## YOUR GOAL
Look through the listing below and work out how many of its lines hold the word "Blend". Give only the number.

— start PROVIDED MATERIAL —

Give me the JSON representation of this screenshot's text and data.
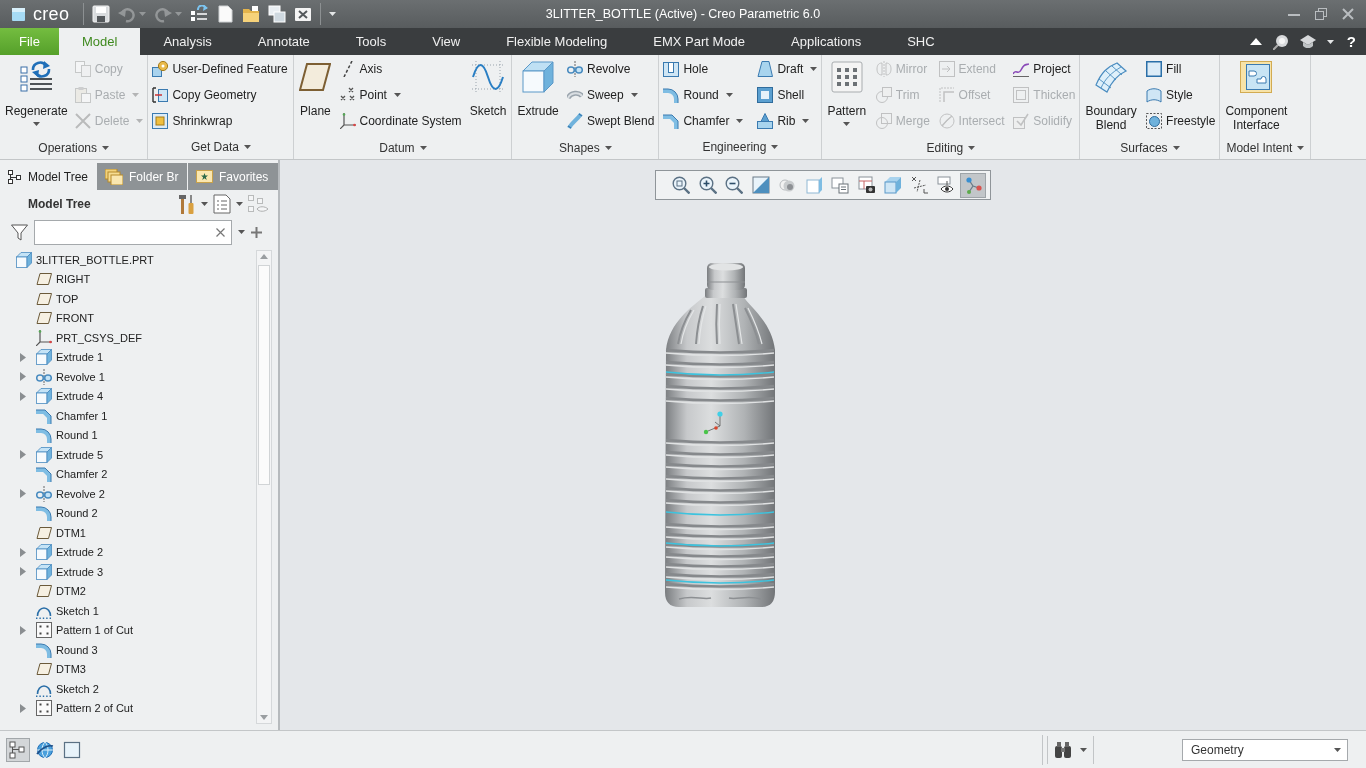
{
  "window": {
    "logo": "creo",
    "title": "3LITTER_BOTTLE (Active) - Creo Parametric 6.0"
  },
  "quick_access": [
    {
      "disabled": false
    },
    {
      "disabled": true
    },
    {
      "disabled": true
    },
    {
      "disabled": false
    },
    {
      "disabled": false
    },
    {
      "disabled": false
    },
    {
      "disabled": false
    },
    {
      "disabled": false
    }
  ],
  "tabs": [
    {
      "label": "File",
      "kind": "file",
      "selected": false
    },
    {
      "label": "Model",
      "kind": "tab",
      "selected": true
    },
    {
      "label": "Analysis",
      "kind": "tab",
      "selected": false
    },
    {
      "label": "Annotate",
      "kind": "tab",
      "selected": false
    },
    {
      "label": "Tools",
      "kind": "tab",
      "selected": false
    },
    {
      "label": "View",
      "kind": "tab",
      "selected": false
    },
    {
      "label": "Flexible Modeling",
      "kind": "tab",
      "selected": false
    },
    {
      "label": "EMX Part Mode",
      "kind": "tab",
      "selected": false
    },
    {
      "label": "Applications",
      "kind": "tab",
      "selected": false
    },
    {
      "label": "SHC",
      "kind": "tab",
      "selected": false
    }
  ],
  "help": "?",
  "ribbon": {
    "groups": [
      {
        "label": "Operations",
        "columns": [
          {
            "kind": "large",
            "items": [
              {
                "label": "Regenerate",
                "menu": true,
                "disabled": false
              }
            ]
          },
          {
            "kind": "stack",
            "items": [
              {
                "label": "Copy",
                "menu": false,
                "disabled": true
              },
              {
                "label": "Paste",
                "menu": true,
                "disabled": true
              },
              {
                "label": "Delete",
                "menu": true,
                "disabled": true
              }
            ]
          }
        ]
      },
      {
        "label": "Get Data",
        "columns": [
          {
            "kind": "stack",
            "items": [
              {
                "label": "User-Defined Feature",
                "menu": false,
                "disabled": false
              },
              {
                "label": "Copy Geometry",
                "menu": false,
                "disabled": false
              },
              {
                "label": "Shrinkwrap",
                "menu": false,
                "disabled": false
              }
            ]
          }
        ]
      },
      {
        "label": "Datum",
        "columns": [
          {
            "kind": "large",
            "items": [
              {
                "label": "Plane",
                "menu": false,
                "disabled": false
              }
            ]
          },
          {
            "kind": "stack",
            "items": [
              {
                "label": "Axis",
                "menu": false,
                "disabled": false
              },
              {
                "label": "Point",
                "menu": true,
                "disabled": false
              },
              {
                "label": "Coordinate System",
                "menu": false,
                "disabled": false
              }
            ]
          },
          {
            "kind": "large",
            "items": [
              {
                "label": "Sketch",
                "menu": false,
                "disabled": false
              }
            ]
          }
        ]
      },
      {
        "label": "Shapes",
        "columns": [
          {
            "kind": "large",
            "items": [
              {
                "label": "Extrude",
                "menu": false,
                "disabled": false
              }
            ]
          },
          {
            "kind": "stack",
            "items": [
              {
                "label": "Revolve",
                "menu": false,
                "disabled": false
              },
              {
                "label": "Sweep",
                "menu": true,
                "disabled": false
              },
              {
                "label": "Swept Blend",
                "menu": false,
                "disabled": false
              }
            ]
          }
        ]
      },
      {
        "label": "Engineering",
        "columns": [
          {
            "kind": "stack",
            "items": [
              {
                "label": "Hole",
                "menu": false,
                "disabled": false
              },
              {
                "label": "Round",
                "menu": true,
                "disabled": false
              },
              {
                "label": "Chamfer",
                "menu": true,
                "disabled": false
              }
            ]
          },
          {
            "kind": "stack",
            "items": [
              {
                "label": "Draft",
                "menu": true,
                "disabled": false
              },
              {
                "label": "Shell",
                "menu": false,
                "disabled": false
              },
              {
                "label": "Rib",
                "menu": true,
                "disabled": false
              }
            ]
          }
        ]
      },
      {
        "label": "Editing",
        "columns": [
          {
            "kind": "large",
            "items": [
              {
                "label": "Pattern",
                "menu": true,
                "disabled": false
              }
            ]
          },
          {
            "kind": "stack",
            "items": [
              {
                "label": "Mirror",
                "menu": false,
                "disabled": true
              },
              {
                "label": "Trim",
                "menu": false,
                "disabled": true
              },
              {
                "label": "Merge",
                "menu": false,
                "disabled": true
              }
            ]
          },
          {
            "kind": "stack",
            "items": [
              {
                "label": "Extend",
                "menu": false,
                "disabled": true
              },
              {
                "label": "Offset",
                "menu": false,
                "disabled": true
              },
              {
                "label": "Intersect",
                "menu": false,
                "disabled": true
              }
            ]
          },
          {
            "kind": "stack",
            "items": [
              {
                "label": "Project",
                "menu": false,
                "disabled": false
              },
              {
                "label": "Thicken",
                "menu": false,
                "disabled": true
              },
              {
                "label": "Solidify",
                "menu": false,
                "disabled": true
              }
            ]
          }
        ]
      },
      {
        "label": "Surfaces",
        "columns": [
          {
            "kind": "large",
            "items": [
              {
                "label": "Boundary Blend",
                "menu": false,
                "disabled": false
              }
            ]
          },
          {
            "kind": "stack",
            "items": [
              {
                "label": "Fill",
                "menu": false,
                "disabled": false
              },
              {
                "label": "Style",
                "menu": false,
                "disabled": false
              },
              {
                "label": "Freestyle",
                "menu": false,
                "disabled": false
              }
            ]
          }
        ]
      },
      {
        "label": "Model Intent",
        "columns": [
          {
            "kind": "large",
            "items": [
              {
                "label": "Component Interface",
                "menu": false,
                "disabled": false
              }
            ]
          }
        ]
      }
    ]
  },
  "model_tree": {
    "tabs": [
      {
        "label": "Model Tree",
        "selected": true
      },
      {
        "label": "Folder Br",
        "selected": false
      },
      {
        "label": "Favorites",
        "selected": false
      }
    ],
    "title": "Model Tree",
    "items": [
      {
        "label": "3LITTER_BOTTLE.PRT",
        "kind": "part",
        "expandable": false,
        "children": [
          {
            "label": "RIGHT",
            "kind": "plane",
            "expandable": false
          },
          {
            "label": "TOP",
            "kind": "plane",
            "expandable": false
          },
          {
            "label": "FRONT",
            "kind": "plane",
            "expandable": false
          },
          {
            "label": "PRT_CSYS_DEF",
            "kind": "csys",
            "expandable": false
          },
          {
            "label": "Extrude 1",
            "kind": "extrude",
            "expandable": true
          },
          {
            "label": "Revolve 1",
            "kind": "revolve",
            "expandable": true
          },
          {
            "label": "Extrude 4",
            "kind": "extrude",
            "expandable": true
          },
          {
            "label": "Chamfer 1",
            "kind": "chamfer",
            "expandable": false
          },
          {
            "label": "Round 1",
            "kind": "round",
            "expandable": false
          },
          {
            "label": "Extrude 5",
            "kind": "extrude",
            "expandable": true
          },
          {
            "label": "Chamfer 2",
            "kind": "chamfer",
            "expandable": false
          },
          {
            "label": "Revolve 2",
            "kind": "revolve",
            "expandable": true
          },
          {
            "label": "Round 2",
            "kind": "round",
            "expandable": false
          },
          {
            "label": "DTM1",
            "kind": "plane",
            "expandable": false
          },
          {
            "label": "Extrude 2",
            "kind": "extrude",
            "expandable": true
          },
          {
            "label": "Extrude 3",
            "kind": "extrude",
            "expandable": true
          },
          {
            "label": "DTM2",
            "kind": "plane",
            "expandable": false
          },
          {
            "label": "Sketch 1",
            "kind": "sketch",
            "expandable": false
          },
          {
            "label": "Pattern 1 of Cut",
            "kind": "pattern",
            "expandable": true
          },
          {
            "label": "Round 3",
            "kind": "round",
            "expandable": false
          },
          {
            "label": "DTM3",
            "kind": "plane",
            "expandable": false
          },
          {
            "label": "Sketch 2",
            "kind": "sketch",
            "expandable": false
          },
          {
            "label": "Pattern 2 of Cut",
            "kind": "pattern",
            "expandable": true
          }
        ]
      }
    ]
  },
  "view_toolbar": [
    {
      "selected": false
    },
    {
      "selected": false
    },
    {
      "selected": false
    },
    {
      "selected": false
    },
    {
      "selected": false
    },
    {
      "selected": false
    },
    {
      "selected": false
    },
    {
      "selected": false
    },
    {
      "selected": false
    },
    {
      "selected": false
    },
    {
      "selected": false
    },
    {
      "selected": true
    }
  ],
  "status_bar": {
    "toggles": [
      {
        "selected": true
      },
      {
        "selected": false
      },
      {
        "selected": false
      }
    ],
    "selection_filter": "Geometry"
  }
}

— end PROVIDED MATERIAL —

## REPLY
2